Problem requirements: State how many lines of the entries hold the string "Sick", and output nothing but that count.

Supplied information:
⟨

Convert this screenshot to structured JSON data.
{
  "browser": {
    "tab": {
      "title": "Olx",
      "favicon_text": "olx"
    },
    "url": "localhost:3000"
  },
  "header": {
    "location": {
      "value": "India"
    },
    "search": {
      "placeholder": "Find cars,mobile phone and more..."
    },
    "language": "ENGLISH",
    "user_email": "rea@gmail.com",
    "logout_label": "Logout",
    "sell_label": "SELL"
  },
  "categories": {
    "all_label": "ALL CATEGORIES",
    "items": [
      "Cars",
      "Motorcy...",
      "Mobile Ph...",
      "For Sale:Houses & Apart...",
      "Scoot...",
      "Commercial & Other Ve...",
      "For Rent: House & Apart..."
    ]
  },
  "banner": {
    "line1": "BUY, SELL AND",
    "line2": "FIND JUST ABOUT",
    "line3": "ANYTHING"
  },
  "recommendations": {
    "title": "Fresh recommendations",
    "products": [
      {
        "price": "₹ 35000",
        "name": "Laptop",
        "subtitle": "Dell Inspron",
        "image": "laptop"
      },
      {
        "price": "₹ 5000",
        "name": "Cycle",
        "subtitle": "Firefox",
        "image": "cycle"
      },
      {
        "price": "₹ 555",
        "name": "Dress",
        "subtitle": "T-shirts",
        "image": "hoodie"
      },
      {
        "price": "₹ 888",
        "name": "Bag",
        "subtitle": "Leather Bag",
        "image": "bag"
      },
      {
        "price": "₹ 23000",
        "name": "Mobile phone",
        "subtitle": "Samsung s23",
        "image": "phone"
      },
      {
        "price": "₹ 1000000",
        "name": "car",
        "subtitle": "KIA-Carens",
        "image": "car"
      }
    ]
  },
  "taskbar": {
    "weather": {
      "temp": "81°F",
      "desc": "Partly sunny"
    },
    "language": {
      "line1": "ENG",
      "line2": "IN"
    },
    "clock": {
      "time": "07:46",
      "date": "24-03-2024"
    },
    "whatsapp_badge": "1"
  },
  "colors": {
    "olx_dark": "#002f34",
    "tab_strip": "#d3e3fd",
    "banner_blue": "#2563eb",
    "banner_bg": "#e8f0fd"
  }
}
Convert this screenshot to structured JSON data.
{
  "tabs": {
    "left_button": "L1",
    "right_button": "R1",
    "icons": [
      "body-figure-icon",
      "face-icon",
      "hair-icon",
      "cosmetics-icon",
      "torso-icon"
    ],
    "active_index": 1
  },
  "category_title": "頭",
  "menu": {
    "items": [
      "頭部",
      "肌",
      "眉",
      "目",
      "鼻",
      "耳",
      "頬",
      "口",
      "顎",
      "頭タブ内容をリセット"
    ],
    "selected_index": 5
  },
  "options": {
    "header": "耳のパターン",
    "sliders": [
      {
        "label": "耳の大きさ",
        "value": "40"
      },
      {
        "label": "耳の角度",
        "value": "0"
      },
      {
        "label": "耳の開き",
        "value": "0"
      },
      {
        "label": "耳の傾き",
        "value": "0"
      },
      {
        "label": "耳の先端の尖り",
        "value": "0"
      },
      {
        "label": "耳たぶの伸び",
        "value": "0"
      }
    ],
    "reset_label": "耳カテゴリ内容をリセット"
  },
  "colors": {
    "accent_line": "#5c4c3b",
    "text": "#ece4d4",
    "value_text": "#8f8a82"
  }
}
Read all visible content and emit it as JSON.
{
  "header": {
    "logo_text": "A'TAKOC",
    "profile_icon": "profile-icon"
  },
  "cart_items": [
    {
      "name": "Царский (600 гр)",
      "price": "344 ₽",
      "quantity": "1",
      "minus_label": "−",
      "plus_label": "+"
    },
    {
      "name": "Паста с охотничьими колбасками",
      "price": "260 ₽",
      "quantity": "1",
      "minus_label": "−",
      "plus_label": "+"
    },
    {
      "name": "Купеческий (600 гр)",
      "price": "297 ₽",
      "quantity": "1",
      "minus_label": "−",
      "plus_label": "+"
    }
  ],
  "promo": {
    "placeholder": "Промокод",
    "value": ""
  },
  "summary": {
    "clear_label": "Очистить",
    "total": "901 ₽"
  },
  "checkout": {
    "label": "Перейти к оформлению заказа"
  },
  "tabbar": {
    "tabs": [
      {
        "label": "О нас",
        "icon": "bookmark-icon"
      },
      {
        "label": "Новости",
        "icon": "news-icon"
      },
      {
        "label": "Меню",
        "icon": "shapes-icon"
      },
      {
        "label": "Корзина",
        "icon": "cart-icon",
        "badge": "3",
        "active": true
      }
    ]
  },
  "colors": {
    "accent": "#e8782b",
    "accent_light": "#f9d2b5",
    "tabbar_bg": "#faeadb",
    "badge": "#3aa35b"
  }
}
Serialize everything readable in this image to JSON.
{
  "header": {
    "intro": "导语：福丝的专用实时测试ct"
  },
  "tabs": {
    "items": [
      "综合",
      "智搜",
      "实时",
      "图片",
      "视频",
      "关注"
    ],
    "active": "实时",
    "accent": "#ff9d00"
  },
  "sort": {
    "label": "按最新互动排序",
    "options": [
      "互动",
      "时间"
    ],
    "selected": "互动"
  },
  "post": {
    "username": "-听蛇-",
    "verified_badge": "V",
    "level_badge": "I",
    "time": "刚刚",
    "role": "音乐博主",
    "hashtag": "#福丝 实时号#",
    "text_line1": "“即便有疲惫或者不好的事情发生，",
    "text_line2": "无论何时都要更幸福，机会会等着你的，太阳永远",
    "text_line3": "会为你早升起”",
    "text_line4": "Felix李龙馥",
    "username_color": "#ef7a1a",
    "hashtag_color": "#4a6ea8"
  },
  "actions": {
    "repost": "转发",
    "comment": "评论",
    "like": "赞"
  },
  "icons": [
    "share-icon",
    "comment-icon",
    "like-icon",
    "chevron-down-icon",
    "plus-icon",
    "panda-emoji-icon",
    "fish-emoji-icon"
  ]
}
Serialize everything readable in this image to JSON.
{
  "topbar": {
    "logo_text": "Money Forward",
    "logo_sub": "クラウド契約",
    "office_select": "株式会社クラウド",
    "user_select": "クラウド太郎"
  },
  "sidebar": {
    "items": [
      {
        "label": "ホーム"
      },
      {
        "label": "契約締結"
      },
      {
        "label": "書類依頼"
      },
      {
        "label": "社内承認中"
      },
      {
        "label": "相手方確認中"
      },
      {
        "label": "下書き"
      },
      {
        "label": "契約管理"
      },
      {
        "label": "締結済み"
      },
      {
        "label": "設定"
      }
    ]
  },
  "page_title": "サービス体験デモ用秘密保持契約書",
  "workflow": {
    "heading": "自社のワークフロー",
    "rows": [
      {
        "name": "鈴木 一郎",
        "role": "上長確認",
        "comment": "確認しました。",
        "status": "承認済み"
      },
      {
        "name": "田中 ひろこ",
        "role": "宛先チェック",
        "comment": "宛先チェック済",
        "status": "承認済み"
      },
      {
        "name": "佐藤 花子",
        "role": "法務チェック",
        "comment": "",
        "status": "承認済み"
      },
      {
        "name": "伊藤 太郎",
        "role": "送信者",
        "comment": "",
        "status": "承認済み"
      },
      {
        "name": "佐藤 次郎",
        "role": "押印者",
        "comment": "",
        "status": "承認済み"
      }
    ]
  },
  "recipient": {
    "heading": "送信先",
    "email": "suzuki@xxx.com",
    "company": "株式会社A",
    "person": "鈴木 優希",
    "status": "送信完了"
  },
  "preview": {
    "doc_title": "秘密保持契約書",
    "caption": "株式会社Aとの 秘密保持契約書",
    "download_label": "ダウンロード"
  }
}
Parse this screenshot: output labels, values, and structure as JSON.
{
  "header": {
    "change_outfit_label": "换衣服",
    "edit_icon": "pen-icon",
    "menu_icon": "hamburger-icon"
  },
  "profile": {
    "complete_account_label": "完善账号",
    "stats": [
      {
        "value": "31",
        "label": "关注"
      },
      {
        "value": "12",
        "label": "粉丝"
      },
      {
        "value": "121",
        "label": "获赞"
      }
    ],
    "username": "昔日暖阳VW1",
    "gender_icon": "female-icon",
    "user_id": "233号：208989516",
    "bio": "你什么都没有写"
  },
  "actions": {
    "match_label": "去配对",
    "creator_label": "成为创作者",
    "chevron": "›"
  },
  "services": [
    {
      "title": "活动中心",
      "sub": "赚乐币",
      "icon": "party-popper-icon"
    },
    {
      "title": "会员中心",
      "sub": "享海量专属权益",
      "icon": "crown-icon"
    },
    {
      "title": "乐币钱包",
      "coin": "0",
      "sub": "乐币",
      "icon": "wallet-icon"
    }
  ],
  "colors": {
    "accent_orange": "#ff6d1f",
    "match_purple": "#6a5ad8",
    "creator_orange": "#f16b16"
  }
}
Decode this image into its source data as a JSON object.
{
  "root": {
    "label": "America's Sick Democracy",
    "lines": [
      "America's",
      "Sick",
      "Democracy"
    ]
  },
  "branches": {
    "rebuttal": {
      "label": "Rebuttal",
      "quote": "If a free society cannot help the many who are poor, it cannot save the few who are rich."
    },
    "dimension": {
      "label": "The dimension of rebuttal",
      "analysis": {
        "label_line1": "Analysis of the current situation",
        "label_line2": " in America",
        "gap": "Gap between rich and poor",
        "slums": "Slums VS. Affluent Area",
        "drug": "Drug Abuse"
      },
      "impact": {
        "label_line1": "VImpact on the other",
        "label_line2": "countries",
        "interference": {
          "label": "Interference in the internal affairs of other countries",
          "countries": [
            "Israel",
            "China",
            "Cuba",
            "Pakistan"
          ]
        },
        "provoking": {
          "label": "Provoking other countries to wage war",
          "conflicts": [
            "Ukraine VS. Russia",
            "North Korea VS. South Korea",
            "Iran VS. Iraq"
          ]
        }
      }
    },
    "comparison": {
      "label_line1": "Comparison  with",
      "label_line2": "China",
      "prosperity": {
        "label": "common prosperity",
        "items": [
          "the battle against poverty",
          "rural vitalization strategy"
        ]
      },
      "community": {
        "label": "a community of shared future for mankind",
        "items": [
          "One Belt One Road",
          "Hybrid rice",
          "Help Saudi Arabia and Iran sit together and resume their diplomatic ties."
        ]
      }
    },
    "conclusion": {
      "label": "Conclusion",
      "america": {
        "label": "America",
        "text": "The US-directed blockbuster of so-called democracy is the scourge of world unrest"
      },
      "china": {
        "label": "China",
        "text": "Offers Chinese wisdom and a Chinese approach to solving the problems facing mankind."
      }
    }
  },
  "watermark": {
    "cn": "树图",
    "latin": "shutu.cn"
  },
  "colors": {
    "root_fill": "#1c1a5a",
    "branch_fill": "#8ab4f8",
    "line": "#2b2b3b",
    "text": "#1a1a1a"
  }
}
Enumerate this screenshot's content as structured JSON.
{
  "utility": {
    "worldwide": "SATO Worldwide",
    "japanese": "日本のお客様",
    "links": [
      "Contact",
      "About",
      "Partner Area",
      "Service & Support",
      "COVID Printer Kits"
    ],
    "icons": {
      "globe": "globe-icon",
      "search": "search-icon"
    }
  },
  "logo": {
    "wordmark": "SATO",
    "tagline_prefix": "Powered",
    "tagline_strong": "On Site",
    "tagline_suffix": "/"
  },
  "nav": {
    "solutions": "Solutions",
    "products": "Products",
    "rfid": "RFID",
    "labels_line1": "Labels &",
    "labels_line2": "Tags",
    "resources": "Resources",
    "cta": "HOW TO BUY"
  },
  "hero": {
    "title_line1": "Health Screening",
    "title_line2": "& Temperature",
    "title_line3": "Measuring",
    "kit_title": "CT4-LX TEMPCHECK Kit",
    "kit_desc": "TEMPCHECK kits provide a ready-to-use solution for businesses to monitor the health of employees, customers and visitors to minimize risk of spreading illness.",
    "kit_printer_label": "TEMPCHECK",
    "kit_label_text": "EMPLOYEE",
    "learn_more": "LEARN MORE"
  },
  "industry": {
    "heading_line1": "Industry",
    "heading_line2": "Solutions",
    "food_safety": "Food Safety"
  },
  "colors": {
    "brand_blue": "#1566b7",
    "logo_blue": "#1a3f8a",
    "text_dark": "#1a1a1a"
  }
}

⟩

Full output: 2